#### [DIRECTIONS]
1. In the capstone project write-up, what topic modeling technique did the patent team use?
2. Resume the write-up on the data science capstone projects, starting right after its last sentence.

#### [TEXT SECTION]
⁂
Working with corporate clients in New York and Madrid, students in our master’s in data science program presented their capstone projects last month. Two teams developed systems for analyzing international case law and the spread of information on Twitter for Synergic Partners, a big data consulting firm based in Madrid. A third team developed a system for classifying U.S. patent applications by their underlying technologies for the investment bank Goldman Sachs. “The students produced results that should prove useful to their clients and possibly others,” said computer scientist Eleni Drinea, a Columbia lecturer who taught the capstone class. The projects are summarized below.
Mapping U.S. Patent Applications
Patent applications in the United States are classified by technology in a large database but search results often leave out related technologies. In a project for an investment banking firm in New York City, this team used a topic modeling technique called Latent Dirichlet Allocation (LDA) to analyze the text of all utility patents filed in 2014 to infer their underlying themes. They found that their technique nicely complemented the U.S. Patent and Trademark Office’s classification system to provide a fuller picture of overlapping technologies. The team used Python, Kibana, Elastic Search and Shiny to explore, validate and visualize their data and results.
Students: Gabrielle Agrocostea, Francisco Arceo, Abdus Khan, Justin Law and Tony Paek.
Automating Case Law Analysis
Understanding legal precedents is critical to prosecutors and defense lawyers in plotting their strategy at trial and predicting the trial’s outcome. In a project for Synergic Partners, a consulting firm in Spain, this team used case law from the United Nations Office on Drugs and Crime (UNODC) to develop an interactive system for analyzing the data. They demonstrated that the dashboard they developed could be connected to an external database to pull in additional information to complement the UNODC’s data. The team used Python, Kibana, Elastic Search and Shiny to explore, validate and visualize their data and results.
⁂
#### [INFORMATION SUPPLIED]
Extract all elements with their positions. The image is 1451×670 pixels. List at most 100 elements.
⁂
#### [ANSWERS TO THE EXERCISE]
1. Latent Dirichlet Allocation (LDA).

2.
Students: Lin He, Mandeep Singh, Bella Wang and Barbara Welsh.
Mapping Data Science Influencers on Twitter
Twitter is full of posts tagged #BigData and #DataScience. Which are the ones that people pay attention to most? In a project for Synergic Partners, this team used network science and text-mining techniques to identify Twitter influencers in data science. They built a projected network by combining “retweet” and “mention” layers into a single layer and discovered communities using the K-Clique, Modularity, Random Walk and Mixed Membership Blockmodel community detection algorithms. They identified community influencers using centrality metrics and characterized users and communities using LDA. With a limited dataset of less than 200,000 tweets, they found that the modularity and random walk techniques produced the most coherent communities based on user demographics and influencers. An interactive visualization showed each community’s network and user demographics.
Students: Casey Huang, Claire Liu, Jordan Rosenblum and Steven Royce.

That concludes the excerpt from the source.